To be done
Report how many lines of the following entries include the string "title"; respond with the number alone.
*****
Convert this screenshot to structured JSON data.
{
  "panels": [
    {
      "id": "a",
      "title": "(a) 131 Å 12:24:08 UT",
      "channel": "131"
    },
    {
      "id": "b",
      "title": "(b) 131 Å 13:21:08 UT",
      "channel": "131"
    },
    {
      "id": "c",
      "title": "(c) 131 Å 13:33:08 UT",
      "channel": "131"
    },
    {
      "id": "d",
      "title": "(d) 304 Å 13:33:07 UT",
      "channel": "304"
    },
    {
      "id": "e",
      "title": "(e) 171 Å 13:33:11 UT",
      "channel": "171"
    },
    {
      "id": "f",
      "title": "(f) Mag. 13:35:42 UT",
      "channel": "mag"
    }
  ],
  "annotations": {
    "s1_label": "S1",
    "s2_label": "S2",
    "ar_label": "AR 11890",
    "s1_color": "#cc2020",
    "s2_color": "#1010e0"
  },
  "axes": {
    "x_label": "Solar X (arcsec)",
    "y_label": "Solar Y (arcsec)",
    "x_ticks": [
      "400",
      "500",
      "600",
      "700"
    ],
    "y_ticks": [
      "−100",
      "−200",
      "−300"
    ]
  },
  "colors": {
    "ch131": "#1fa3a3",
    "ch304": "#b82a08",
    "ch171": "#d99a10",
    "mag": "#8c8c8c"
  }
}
*****
Reply
6